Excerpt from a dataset
+ + + +
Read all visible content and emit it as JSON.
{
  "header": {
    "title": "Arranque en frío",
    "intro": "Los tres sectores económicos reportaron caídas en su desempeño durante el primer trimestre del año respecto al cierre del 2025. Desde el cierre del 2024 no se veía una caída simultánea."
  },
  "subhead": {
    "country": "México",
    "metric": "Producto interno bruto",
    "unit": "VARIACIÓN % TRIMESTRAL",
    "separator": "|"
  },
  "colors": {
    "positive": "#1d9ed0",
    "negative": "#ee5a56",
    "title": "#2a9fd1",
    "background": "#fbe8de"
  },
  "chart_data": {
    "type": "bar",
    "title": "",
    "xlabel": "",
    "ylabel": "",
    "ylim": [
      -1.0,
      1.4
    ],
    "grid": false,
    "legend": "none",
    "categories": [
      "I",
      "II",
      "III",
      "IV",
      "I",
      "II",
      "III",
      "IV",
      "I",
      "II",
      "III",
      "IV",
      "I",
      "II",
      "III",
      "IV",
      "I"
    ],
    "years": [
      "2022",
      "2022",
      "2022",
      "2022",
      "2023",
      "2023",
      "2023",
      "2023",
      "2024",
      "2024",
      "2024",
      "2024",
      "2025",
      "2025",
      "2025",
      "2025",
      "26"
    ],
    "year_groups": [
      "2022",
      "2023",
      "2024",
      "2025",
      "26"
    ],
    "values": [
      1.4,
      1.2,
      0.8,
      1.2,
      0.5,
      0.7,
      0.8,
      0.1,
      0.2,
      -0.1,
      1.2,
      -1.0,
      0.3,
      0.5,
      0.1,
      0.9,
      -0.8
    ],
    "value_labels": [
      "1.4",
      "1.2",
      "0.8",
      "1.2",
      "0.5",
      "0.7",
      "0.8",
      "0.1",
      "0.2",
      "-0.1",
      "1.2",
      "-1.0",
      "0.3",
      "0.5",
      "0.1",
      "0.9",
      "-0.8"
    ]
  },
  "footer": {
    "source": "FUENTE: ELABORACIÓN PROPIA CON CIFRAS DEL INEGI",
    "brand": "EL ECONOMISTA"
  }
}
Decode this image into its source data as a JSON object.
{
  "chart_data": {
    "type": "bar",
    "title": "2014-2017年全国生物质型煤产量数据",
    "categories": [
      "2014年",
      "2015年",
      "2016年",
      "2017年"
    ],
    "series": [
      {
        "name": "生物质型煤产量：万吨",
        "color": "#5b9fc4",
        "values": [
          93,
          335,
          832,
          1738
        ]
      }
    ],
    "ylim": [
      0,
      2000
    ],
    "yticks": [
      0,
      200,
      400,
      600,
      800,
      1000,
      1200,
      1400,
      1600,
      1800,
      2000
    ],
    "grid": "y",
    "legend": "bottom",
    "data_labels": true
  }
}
+ + + +
**SHORT EXERCISE**
Print the complete listing again, exactly as it stands.

**SOLUTION FOR THIS EXERCISE**
Read all visible content and emit it as JSON.
{
  "header": {
    "title": "Arranque en frío",
    "intro": "Los tres sectores económicos reportaron caídas en su desempeño durante el primer trimestre del año respecto al cierre del 2025. Desde el cierre del 2024 no se veía una caída simultánea."
  },
  "subhead": {
    "country": "México",
    "metric": "Producto interno bruto",
    "unit": "VARIACIÓN % TRIMESTRAL",
    "separator": "|"
  },
  "colors": {
    "positive": "#1d9ed0",
    "negative": "#ee5a56",
    "title": "#2a9fd1",
    "background": "#fbe8de"
  },
  "chart_data": {
    "type": "bar",
    "title": "",
    "xlabel": "",
    "ylabel": "",
    "ylim": [
      -1.0,
      1.4
    ],
    "grid": false,
    "legend": "none",
    "categories": [
      "I",
      "II",
      "III",
      "IV",
      "I",
      "II",
      "III",
      "IV",
      "I",
      "II",
      "III",
      "IV",
      "I",
      "II",
      "III",
      "IV",
      "I"
    ],
    "years": [
      "2022",
      "2022",
      "2022",
      "2022",
      "2023",
      "2023",
      "2023",
      "2023",
      "2024",
      "2024",
      "2024",
      "2024",
      "2025",
      "2025",
      "2025",
      "2025",
      "26"
    ],
    "year_groups": [
      "2022",
      "2023",
      "2024",
      "2025",
      "26"
    ],
    "values": [
      1.4,
      1.2,
      0.8,
      1.2,
      0.5,
      0.7,
      0.8,
      0.1,
      0.2,
      -0.1,
      1.2,
      -1.0,
      0.3,
      0.5,
      0.1,
      0.9,
      -0.8
    ],
    "value_labels": [
      "1.4",
      "1.2",
      "0.8",
      "1.2",
      "0.5",
      "0.7",
      "0.8",
      "0.1",
      "0.2",
      "-0.1",
      "1.2",
      "-1.0",
      "0.3",
      "0.5",
      "0.1",
      "0.9",
      "-0.8"
    ]
  },
  "footer": {
    "source": "FUENTE: ELABORACIÓN PROPIA CON CIFRAS DEL INEGI",
    "brand": "EL ECONOMISTA"
  }
}
Decode this image into its source data as a JSON object.
{
  "chart_data": {
    "type": "bar",
    "title": "2014-2017年全国生物质型煤产量数据",
    "categories": [
      "2014年",
      "2015年",
      "2016年",
      "2017年"
    ],
    "series": [
      {
        "name": "生物质型煤产量：万吨",
        "color": "#5b9fc4",
        "values": [
          93,
          335,
          832,
          1738
        ]
      }
    ],
    "ylim": [
      0,
      2000
    ],
    "yticks": [
      0,
      200,
      400,
      600,
      800,
      1000,
      1200,
      1400,
      1600,
      1800,
      2000
    ],
    "grid": "y",
    "legend": "bottom",
    "data_labels": true
  }
}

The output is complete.